### Task prompt
Leaving out all images, write out the records that follow exactly.

### Working data
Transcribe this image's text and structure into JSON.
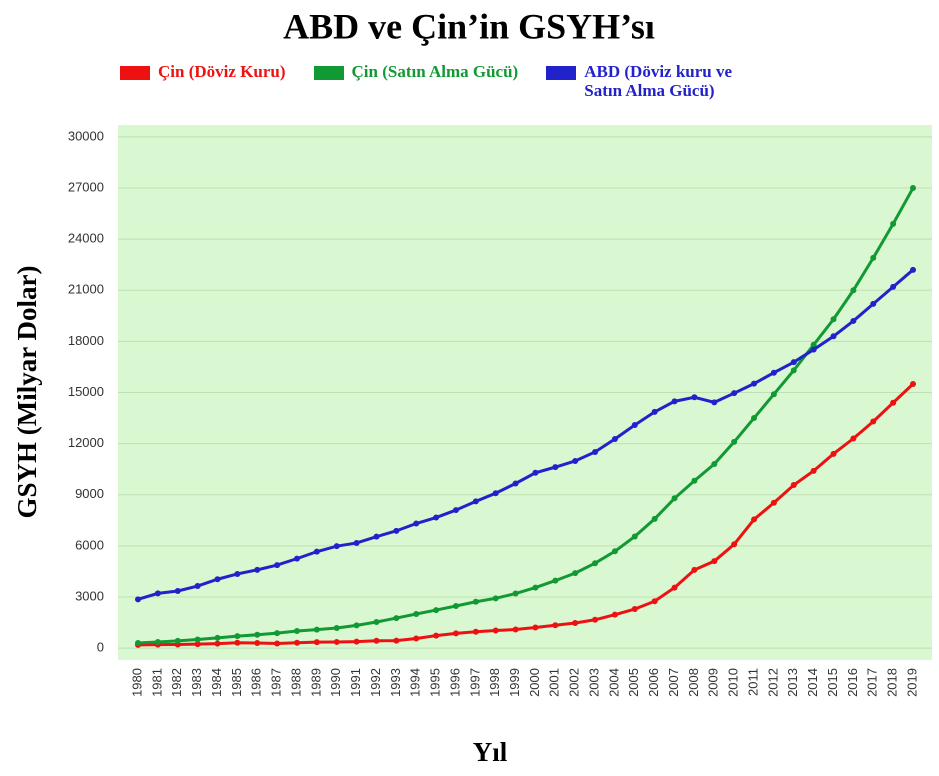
{
  "chart_data": {
    "type": "line",
    "title": "ABD ve Çin’in GSYH’sı",
    "x_label": "Yıl",
    "y_label": "GSYH (Milyar Dolar)",
    "categories": [
      "1980",
      "1981",
      "1982",
      "1983",
      "1984",
      "1985",
      "1986",
      "1987",
      "1988",
      "1989",
      "1990",
      "1991",
      "1992",
      "1993",
      "1994",
      "1995",
      "1996",
      "1997",
      "1998",
      "1999",
      "2000",
      "2001",
      "2002",
      "2003",
      "2004",
      "2005",
      "2006",
      "2007",
      "2008",
      "2009",
      "2010",
      "2011",
      "2012",
      "2013",
      "2014",
      "2015",
      "2016",
      "2017",
      "2018",
      "2019"
    ],
    "series": [
      {
        "name": "Çin (Döviz Kuru)",
        "color": "#ee1111",
        "values": [
          190,
          200,
          210,
          230,
          260,
          310,
          300,
          270,
          310,
          350,
          360,
          380,
          430,
          440,
          560,
          730,
          860,
          960,
          1030,
          1090,
          1210,
          1340,
          1470,
          1660,
          1960,
          2290,
          2750,
          3550,
          4590,
          5100,
          6090,
          7550,
          8530,
          9570,
          10400,
          11400,
          12300,
          13300,
          14400,
          15500
        ]
      },
      {
        "name": "Çin (Satın Alma Gücü)",
        "color": "#119933",
        "values": [
          300,
          360,
          420,
          500,
          600,
          700,
          780,
          880,
          1000,
          1080,
          1180,
          1330,
          1530,
          1760,
          2000,
          2230,
          2470,
          2720,
          2920,
          3200,
          3550,
          3960,
          4400,
          4980,
          5680,
          6550,
          7580,
          8790,
          9820,
          10800,
          12100,
          13500,
          14900,
          16300,
          17800,
          19300,
          21000,
          22900,
          24900,
          27000
        ]
      },
      {
        "name": "ABD (Döviz kuru ve Satın Alma Gücü)",
        "color": "#2222cc",
        "values": [
          2860,
          3210,
          3350,
          3640,
          4040,
          4350,
          4590,
          4870,
          5250,
          5660,
          5980,
          6170,
          6540,
          6880,
          7310,
          7660,
          8100,
          8610,
          9090,
          9660,
          10290,
          10620,
          10980,
          11510,
          12270,
          13090,
          13860,
          14480,
          14720,
          14420,
          14960,
          15520,
          16160,
          16780,
          17520,
          18300,
          19200,
          20200,
          21200,
          22200
        ]
      }
    ],
    "ylim": [
      -700,
      30700
    ],
    "yticks": [
      0,
      3000,
      6000,
      9000,
      12000,
      15000,
      18000,
      21000,
      24000,
      27000,
      30000
    ],
    "grid": true,
    "background": "#d9f7d0"
  }
}
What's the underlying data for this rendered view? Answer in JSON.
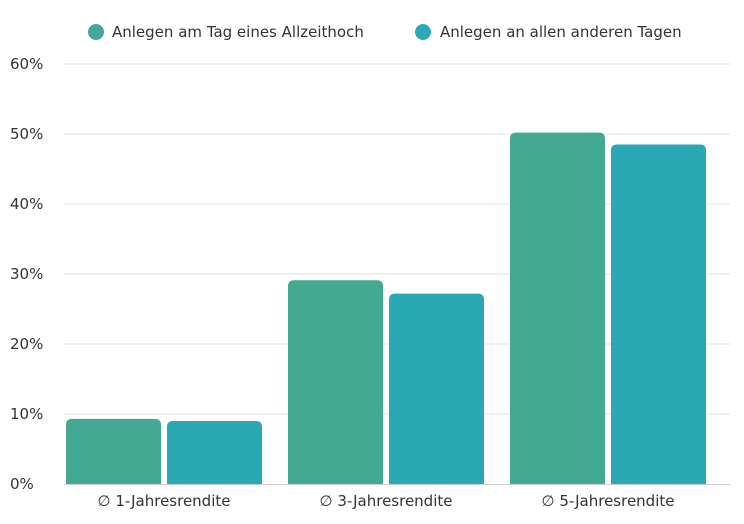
{
  "chart_data": {
    "type": "bar",
    "title": "",
    "xlabel": "",
    "ylabel": "",
    "categories": [
      "∅ 1-Jahresrendite",
      "∅ 3-Jahresrendite",
      "∅ 5-Jahresrendite"
    ],
    "series": [
      {
        "name": "Anlegen am Tag eines Allzeithoch",
        "color": "#44a993",
        "values": [
          9.3,
          29.1,
          50.2
        ]
      },
      {
        "name": "Anlegen an allen anderen Tagen",
        "color": "#2aa9b4",
        "values": [
          9.0,
          27.2,
          48.5
        ]
      }
    ],
    "ylim": [
      0,
      60
    ],
    "yticks": [
      0,
      10,
      20,
      30,
      40,
      50,
      60
    ],
    "ytick_labels": [
      "0%",
      "10%",
      "20%",
      "30%",
      "40%",
      "50%",
      "60%"
    ],
    "grid": true,
    "legend_position": "top"
  }
}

### Full output
Transcribe this image's text and structure into JSON.
{
  "chart_data": {
    "type": "line",
    "title": "ABD ve Çin’in GSYH’sı",
    "x_label": "Yıl",
    "y_label": "GSYH (Milyar Dolar)",
    "categories": [
      "1980",
      "1981",
      "1982",
      "1983",
      "1984",
      "1985",
      "1986",
      "1987",
      "1988",
      "1989",
      "1990",
      "1991",
      "1992",
      "1993",
      "1994",
      "1995",
      "1996",
      "1997",
      "1998",
      "1999",
      "2000",
      "2001",
      "2002",
      "2003",
      "2004",
      "2005",
      "2006",
      "2007",
      "2008",
      "2009",
      "2010",
      "2011",
      "2012",
      "2013",
      "2014",
      "2015",
      "2016",
      "2017",
      "2018",
      "2019"
    ],
    "series": [
      {
        "name": "Çin (Döviz Kuru)",
        "color": "#ee1111",
        "values": [
          190,
          200,
          210,
          230,
          260,
          310,
          300,
          270,
          310,
          350,
          360,
          380,
          430,
          440,
          560,
          730,
          860,
          960,
          1030,
          1090,
          1210,
          1340,
          1470,
          1660,
          1960,
          2290,
          2750,
          3550,
          4590,
          5100,
          6090,
          7550,
          8530,
          9570,
          10400,
          11400,
          12300,
          13300,
          14400,
          15500
        ]
      },
      {
        "name": "Çin (Satın Alma Gücü)",
        "color": "#119933",
        "values": [
          300,
          360,
          420,
          500,
          600,
          700,
          780,
          880,
          1000,
          1080,
          1180,
          1330,
          1530,
          1760,
          2000,
          2230,
          2470,
          2720,
          2920,
          3200,
          3550,
          3960,
          4400,
          4980,
          5680,
          6550,
          7580,
          8790,
          9820,
          10800,
          12100,
          13500,
          14900,
          16300,
          17800,
          19300,
          21000,
          22900,
          24900,
          27000
        ]
      },
      {
        "name": "ABD (Döviz kuru ve Satın Alma Gücü)",
        "color": "#2222cc",
        "values": [
          2860,
          3210,
          3350,
          3640,
          4040,
          4350,
          4590,
          4870,
          5250,
          5660,
          5980,
          6170,
          6540,
          6880,
          7310,
          7660,
          8100,
          8610,
          9090,
          9660,
          10290,
          10620,
          10980,
          11510,
          12270,
          13090,
          13860,
          14480,
          14720,
          14420,
          14960,
          15520,
          16160,
          16780,
          17520,
          18300,
          19200,
          20200,
          21200,
          22200
        ]
      }
    ],
    "ylim": [
      -700,
      30700
    ],
    "yticks": [
      0,
      3000,
      6000,
      9000,
      12000,
      15000,
      18000,
      21000,
      24000,
      27000,
      30000
    ],
    "grid": true,
    "background": "#d9f7d0"
  }
}
What's the underlying data for this rendered view? Answer in JSON.
{
  "chart_data": {
    "type": "bar",
    "title": "",
    "xlabel": "",
    "ylabel": "",
    "categories": [
      "∅ 1-Jahresrendite",
      "∅ 3-Jahresrendite",
      "∅ 5-Jahresrendite"
    ],
    "series": [
      {
        "name": "Anlegen am Tag eines Allzeithoch",
        "color": "#44a993",
        "values": [
          9.3,
          29.1,
          50.2
        ]
      },
      {
        "name": "Anlegen an allen anderen Tagen",
        "color": "#2aa9b4",
        "values": [
          9.0,
          27.2,
          48.5
        ]
      }
    ],
    "ylim": [
      0,
      60
    ],
    "yticks": [
      0,
      10,
      20,
      30,
      40,
      50,
      60
    ],
    "ytick_labels": [
      "0%",
      "10%",
      "20%",
      "30%",
      "40%",
      "50%",
      "60%"
    ],
    "grid": true,
    "legend_position": "top"
  }
}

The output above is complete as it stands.